___ MATERIAL PROVIDED ___

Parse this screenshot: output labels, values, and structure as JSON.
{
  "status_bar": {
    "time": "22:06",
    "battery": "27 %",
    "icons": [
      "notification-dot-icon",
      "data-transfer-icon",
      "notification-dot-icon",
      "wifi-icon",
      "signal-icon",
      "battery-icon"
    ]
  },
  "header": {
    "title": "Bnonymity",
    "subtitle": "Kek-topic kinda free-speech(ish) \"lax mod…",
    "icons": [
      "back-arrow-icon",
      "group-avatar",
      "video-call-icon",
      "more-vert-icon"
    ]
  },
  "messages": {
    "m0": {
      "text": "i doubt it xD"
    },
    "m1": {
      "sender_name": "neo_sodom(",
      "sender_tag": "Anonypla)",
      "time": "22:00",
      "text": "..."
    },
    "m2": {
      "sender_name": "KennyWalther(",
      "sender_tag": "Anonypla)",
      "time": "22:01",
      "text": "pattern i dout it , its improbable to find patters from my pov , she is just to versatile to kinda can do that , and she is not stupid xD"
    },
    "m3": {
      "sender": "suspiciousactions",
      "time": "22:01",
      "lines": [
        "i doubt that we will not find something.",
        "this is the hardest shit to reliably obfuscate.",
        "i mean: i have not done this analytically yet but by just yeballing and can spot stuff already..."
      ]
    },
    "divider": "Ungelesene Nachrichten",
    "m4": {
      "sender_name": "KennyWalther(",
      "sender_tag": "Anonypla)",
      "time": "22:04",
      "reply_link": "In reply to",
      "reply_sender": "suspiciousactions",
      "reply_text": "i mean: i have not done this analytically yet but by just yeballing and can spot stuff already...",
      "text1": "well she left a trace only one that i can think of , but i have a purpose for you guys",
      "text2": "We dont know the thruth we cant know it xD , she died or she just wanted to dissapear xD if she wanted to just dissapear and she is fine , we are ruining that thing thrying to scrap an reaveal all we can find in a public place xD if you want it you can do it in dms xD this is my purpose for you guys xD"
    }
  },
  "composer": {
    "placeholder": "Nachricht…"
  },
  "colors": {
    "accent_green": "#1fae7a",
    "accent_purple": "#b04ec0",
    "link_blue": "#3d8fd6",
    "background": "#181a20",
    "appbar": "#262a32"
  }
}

___

*TASK TO COMPLETE*. Gather every line from the listing above in which "suspiciousactions" appears, and copy those lines.

*TASK SOLUTION*.
      "sender": "suspiciousactions",
      "reply_sender": "suspiciousactions",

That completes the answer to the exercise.